◆ JOB ◆
Copy out all of the material exactly as presented.

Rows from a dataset
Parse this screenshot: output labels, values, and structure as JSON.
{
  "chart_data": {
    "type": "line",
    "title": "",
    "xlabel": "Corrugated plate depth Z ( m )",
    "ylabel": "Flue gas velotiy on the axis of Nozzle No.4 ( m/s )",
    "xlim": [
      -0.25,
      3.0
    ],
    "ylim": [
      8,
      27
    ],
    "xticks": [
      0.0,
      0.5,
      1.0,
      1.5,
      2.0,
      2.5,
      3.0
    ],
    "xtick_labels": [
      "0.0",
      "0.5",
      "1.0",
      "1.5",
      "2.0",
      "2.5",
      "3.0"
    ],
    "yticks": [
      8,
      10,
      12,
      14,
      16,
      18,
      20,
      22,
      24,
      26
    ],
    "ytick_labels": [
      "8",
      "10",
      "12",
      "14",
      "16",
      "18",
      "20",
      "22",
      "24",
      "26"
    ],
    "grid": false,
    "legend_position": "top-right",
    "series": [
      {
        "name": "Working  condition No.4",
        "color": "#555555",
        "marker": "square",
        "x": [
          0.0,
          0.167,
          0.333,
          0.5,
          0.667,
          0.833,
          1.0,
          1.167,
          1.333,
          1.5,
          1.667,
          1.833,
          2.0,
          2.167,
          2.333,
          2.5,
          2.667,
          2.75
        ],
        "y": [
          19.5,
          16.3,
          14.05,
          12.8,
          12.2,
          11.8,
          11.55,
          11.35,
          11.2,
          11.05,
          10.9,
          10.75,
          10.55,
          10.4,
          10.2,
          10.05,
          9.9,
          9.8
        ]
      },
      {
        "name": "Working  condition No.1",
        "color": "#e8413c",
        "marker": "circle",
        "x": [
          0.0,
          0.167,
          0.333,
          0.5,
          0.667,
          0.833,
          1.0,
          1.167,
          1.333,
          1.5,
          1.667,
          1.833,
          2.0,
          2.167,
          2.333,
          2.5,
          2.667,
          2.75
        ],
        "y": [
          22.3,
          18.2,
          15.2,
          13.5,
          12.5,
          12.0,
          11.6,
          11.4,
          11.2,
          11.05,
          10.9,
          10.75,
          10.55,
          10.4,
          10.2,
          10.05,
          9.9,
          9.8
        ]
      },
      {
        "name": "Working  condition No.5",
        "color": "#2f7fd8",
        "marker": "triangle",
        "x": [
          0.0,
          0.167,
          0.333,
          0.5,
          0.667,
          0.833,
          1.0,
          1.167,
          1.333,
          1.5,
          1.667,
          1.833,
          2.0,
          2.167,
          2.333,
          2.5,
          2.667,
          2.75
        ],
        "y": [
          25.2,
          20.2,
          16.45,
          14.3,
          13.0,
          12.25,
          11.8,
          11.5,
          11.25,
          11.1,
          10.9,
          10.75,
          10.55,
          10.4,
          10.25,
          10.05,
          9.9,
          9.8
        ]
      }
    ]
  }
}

◆ THE ANSWER ◆
Parse this screenshot: output labels, values, and structure as JSON.
{
  "chart_data": {
    "type": "line",
    "title": "",
    "xlabel": "Corrugated plate depth Z ( m )",
    "ylabel": "Flue gas velotiy on the axis of Nozzle No.4 ( m/s )",
    "xlim": [
      -0.25,
      3.0
    ],
    "ylim": [
      8,
      27
    ],
    "xticks": [
      0.0,
      0.5,
      1.0,
      1.5,
      2.0,
      2.5,
      3.0
    ],
    "xtick_labels": [
      "0.0",
      "0.5",
      "1.0",
      "1.5",
      "2.0",
      "2.5",
      "3.0"
    ],
    "yticks": [
      8,
      10,
      12,
      14,
      16,
      18,
      20,
      22,
      24,
      26
    ],
    "ytick_labels": [
      "8",
      "10",
      "12",
      "14",
      "16",
      "18",
      "20",
      "22",
      "24",
      "26"
    ],
    "grid": false,
    "legend_position": "top-right",
    "series": [
      {
        "name": "Working  condition No.4",
        "color": "#555555",
        "marker": "square",
        "x": [
          0.0,
          0.167,
          0.333,
          0.5,
          0.667,
          0.833,
          1.0,
          1.167,
          1.333,
          1.5,
          1.667,
          1.833,
          2.0,
          2.167,
          2.333,
          2.5,
          2.667,
          2.75
        ],
        "y": [
          19.5,
          16.3,
          14.05,
          12.8,
          12.2,
          11.8,
          11.55,
          11.35,
          11.2,
          11.05,
          10.9,
          10.75,
          10.55,
          10.4,
          10.2,
          10.05,
          9.9,
          9.8
        ]
      },
      {
        "name": "Working  condition No.1",
        "color": "#e8413c",
        "marker": "circle",
        "x": [
          0.0,
          0.167,
          0.333,
          0.5,
          0.667,
          0.833,
          1.0,
          1.167,
          1.333,
          1.5,
          1.667,
          1.833,
          2.0,
          2.167,
          2.333,
          2.5,
          2.667,
          2.75
        ],
        "y": [
          22.3,
          18.2,
          15.2,
          13.5,
          12.5,
          12.0,
          11.6,
          11.4,
          11.2,
          11.05,
          10.9,
          10.75,
          10.55,
          10.4,
          10.2,
          10.05,
          9.9,
          9.8
        ]
      },
      {
        "name": "Working  condition No.5",
        "color": "#2f7fd8",
        "marker": "triangle",
        "x": [
          0.0,
          0.167,
          0.333,
          0.5,
          0.667,
          0.833,
          1.0,
          1.167,
          1.333,
          1.5,
          1.667,
          1.833,
          2.0,
          2.167,
          2.333,
          2.5,
          2.667,
          2.75
        ],
        "y": [
          25.2,
          20.2,
          16.45,
          14.3,
          13.0,
          12.25,
          11.8,
          11.5,
          11.25,
          11.1,
          10.9,
          10.75,
          10.55,
          10.4,
          10.25,
          10.05,
          9.9,
          9.8
        ]
      }
    ]
  }
}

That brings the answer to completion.